■ Exercise:
Answer with a single number: the count of lines that hold "matrix".

++++

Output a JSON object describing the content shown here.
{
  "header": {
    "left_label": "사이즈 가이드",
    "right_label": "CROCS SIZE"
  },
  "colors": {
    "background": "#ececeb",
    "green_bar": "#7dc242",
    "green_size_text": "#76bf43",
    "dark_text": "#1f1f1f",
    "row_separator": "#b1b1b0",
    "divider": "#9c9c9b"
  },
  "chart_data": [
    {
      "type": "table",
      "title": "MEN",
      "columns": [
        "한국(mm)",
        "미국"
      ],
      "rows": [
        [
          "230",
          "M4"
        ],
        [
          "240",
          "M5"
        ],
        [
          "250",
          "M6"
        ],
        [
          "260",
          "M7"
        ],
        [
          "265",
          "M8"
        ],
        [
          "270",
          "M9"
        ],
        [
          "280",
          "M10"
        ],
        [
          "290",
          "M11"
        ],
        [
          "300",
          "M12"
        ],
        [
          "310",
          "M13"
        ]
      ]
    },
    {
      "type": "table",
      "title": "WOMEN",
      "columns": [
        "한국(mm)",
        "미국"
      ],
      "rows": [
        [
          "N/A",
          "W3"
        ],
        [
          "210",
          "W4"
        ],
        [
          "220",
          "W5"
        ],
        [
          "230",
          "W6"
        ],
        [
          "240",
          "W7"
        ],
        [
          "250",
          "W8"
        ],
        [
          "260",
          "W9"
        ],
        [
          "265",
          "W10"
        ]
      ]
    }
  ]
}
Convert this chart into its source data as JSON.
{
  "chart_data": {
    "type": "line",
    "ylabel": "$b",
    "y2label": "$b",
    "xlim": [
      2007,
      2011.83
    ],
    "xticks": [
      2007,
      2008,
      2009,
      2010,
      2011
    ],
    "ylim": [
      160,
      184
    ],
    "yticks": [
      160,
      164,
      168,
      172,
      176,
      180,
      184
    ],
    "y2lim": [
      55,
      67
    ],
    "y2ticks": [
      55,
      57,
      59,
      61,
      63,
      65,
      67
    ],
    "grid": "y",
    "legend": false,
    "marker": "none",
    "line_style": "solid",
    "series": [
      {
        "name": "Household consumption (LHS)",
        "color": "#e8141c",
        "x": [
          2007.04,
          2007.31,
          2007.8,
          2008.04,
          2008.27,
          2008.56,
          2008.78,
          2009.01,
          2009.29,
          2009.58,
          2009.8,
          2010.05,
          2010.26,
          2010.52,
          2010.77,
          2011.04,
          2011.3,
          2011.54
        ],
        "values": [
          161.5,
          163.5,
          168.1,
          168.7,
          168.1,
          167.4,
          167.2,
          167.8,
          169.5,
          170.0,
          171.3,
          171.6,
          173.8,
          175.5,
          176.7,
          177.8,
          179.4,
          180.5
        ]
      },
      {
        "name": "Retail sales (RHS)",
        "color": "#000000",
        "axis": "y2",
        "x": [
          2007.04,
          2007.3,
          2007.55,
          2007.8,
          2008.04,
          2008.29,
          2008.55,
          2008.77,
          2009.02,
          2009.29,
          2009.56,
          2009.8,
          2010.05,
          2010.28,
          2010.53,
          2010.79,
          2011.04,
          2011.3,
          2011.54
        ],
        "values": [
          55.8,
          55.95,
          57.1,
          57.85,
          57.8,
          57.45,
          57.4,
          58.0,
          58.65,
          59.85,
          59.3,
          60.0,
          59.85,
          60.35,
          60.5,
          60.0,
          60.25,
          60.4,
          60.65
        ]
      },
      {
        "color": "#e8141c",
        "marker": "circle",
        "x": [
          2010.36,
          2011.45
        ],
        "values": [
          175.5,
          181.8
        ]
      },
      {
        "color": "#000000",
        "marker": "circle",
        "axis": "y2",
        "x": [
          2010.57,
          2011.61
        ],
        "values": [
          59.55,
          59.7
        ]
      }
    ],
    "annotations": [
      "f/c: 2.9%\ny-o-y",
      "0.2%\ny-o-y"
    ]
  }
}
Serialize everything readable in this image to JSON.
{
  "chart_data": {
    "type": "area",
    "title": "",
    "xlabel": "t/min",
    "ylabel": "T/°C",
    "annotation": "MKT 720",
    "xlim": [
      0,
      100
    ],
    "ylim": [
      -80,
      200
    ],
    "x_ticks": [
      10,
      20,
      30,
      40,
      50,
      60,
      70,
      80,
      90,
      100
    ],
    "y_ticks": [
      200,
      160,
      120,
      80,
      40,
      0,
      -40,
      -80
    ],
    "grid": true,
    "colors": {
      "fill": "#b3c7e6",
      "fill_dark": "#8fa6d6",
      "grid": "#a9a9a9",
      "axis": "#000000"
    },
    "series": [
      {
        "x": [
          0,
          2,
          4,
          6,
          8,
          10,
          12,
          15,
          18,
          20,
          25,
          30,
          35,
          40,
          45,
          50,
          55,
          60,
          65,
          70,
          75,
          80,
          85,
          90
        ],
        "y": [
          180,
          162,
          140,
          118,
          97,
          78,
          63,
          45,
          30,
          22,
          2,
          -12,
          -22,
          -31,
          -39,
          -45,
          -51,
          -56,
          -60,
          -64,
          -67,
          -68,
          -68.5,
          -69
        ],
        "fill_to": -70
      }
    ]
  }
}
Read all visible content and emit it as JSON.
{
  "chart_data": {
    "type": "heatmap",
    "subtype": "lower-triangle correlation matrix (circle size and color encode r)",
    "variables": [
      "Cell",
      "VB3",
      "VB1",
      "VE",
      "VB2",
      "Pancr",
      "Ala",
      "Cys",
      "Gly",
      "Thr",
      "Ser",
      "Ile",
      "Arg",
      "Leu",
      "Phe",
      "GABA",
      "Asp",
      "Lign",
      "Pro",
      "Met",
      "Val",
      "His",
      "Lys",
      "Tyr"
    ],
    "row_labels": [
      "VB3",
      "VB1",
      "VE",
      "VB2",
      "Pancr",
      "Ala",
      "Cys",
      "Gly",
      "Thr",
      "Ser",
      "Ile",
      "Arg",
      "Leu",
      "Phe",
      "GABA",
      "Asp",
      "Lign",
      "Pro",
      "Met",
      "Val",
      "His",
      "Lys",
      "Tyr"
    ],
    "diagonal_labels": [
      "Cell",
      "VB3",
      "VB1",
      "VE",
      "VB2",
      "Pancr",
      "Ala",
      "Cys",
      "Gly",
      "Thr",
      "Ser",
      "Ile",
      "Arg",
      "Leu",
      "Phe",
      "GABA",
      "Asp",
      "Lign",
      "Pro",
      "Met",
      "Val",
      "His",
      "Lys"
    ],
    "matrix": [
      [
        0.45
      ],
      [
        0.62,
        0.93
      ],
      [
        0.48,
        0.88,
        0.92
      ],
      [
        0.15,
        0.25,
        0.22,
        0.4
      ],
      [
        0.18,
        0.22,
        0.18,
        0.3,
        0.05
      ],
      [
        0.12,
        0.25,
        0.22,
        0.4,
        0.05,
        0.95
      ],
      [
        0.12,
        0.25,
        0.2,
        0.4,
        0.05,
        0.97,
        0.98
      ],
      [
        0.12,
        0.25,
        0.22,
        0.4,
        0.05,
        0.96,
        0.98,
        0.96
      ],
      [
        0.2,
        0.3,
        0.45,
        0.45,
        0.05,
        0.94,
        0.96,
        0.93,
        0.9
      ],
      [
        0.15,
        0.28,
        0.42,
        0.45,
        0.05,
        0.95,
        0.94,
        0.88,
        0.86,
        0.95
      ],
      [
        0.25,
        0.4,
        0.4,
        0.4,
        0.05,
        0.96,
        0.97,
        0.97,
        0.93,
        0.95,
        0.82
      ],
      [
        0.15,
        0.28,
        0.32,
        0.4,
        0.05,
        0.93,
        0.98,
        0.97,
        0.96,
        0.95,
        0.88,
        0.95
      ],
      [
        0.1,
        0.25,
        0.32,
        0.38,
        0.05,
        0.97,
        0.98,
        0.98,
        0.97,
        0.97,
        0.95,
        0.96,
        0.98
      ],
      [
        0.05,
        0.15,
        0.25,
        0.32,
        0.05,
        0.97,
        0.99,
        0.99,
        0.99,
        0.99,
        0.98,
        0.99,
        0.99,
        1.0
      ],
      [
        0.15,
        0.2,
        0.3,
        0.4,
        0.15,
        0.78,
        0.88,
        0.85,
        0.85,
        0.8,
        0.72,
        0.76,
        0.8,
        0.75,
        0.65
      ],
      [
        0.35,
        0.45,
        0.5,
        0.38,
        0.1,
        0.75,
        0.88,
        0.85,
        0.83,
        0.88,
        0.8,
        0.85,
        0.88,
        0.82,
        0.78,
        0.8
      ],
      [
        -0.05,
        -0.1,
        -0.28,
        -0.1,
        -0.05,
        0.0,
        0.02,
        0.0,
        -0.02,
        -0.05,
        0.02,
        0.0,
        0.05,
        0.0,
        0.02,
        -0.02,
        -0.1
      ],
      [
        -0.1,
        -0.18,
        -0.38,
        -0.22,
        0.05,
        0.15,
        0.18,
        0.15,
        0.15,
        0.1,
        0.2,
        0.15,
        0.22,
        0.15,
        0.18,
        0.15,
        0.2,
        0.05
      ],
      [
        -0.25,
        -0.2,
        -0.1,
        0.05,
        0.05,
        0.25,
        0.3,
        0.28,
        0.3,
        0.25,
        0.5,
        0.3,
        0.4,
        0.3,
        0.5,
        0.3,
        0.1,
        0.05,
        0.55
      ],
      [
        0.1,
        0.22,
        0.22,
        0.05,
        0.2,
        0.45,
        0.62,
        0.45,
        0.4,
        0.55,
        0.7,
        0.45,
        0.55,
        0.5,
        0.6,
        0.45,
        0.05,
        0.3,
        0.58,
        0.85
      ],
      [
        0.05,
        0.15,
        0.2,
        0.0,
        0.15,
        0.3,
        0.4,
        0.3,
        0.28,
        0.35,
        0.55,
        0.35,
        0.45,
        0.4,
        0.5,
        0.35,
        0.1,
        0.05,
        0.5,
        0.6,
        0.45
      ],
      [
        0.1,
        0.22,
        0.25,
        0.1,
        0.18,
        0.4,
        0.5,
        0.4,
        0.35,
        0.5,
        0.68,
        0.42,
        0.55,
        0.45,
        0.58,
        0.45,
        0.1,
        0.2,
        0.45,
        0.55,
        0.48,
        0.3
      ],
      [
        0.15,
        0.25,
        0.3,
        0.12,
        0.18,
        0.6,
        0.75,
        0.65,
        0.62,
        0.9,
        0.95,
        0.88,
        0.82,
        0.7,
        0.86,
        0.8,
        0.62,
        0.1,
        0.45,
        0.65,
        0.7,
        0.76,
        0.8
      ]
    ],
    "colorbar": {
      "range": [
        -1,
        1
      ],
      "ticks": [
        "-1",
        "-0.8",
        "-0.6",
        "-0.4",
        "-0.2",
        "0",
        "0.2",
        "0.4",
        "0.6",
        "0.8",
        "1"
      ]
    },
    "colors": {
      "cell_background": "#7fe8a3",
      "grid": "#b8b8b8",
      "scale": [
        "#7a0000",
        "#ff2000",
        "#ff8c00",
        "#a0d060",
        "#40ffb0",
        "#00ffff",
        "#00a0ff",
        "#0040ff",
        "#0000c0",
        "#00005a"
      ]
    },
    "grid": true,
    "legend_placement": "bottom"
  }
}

++++

■ Solution to this task:
2